**Exercise requirements**: With the pictures omitted, write out the entries that follow exactly as they stand.

[Raw records]
════════════════

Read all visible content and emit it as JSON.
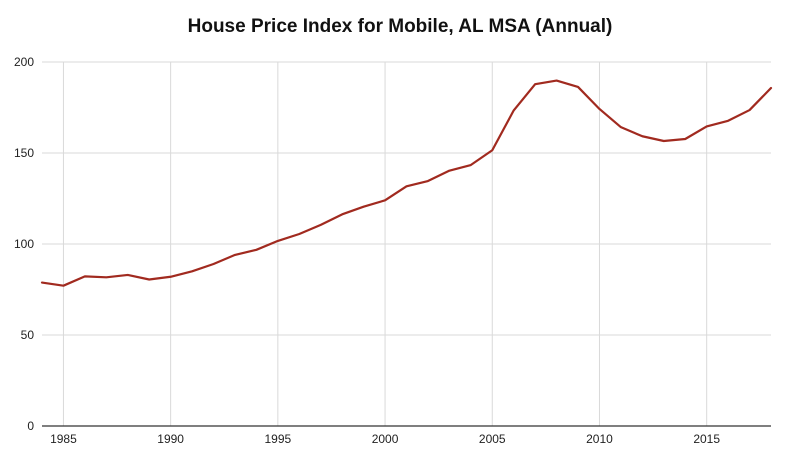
{
  "chart_data": {
    "type": "line",
    "title": "House Price Index for Mobile, AL MSA (Annual)",
    "xlabel": "",
    "ylabel": "",
    "xlim": [
      1984,
      2018
    ],
    "ylim": [
      0,
      200
    ],
    "x_ticks": [
      1985,
      1990,
      1995,
      2000,
      2005,
      2010,
      2015
    ],
    "y_ticks": [
      0,
      50,
      100,
      150,
      200
    ],
    "grid": true,
    "legend": "none",
    "colors": {
      "line": "#a12a1f",
      "grid": "#d9d9d9",
      "axis": "#333333",
      "text": "#222222"
    },
    "series": [
      {
        "x": [
          1984,
          1985,
          1986,
          1987,
          1988,
          1989,
          1990,
          1991,
          1992,
          1993,
          1994,
          1995,
          1996,
          1997,
          1998,
          1999,
          2000,
          2001,
          2002,
          2003,
          2004,
          2005,
          2006,
          2007,
          2008,
          2009,
          2010,
          2011,
          2012,
          2013,
          2014,
          2015,
          2016,
          2017,
          2018
        ],
        "y": [
          78.8,
          77.1,
          82.2,
          81.7,
          83.0,
          80.5,
          82.0,
          85.0,
          89.0,
          94.0,
          96.8,
          101.7,
          105.5,
          110.5,
          116.3,
          120.5,
          124.0,
          131.7,
          134.6,
          140.3,
          143.4,
          151.5,
          173.4,
          187.8,
          189.8,
          186.3,
          174.2,
          164.2,
          159.2,
          156.6,
          157.7,
          164.6,
          167.7,
          173.6,
          185.7
        ]
      }
    ]
  }
}
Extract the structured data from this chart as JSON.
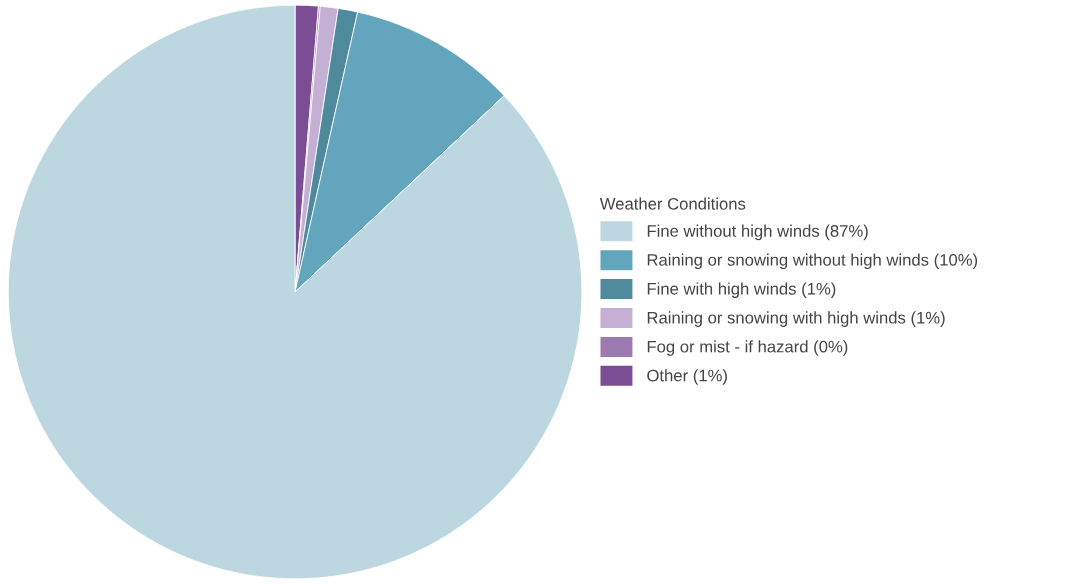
{
  "chart_data": {
    "type": "pie",
    "legend_title": "Weather Conditions",
    "legend": "right",
    "categories": [
      "Fine without high winds (87%)",
      "Raining or snowing without high winds (10%)",
      "Fine with high winds (1%)",
      "Raining or snowing with high winds (1%)",
      "Fog or mist - if hazard (0%)",
      "Other (1%)"
    ],
    "values": [
      87.0,
      9.5,
      1.1,
      1.0,
      0.1,
      1.3
    ],
    "colors": [
      "#bdd7e0",
      "#62a5bd",
      "#4f8a9c",
      "#c4b0d4",
      "#9d7bb0",
      "#7a4d94"
    ]
  }
}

════════════════

**Correct answer**:
Read all visible content and emit it as JSON.
{
  "chart_data": {
    "type": "line",
    "title": "House Price Index for Mobile, AL MSA (Annual)",
    "xlabel": "",
    "ylabel": "",
    "xlim": [
      1984,
      2018
    ],
    "ylim": [
      0,
      200
    ],
    "x_ticks": [
      1985,
      1990,
      1995,
      2000,
      2005,
      2010,
      2015
    ],
    "y_ticks": [
      0,
      50,
      100,
      150,
      200
    ],
    "grid": true,
    "legend": "none",
    "colors": {
      "line": "#a12a1f",
      "grid": "#d9d9d9",
      "axis": "#333333",
      "text": "#222222"
    },
    "series": [
      {
        "x": [
          1984,
          1985,
          1986,
          1987,
          1988,
          1989,
          1990,
          1991,
          1992,
          1993,
          1994,
          1995,
          1996,
          1997,
          1998,
          1999,
          2000,
          2001,
          2002,
          2003,
          2004,
          2005,
          2006,
          2007,
          2008,
          2009,
          2010,
          2011,
          2012,
          2013,
          2014,
          2015,
          2016,
          2017,
          2018
        ],
        "y": [
          78.8,
          77.1,
          82.2,
          81.7,
          83.0,
          80.5,
          82.0,
          85.0,
          89.0,
          94.0,
          96.8,
          101.7,
          105.5,
          110.5,
          116.3,
          120.5,
          124.0,
          131.7,
          134.6,
          140.3,
          143.4,
          151.5,
          173.4,
          187.8,
          189.8,
          186.3,
          174.2,
          164.2,
          159.2,
          156.6,
          157.7,
          164.6,
          167.7,
          173.6,
          185.7
        ]
      }
    ]
  }
}
Extract the structured data from this chart as JSON.
{
  "chart_data": {
    "type": "pie",
    "legend_title": "Weather Conditions",
    "legend": "right",
    "categories": [
      "Fine without high winds (87%)",
      "Raining or snowing without high winds (10%)",
      "Fine with high winds (1%)",
      "Raining or snowing with high winds (1%)",
      "Fog or mist - if hazard (0%)",
      "Other (1%)"
    ],
    "values": [
      87.0,
      9.5,
      1.1,
      1.0,
      0.1,
      1.3
    ],
    "colors": [
      "#bdd7e0",
      "#62a5bd",
      "#4f8a9c",
      "#c4b0d4",
      "#9d7bb0",
      "#7a4d94"
    ]
  }
}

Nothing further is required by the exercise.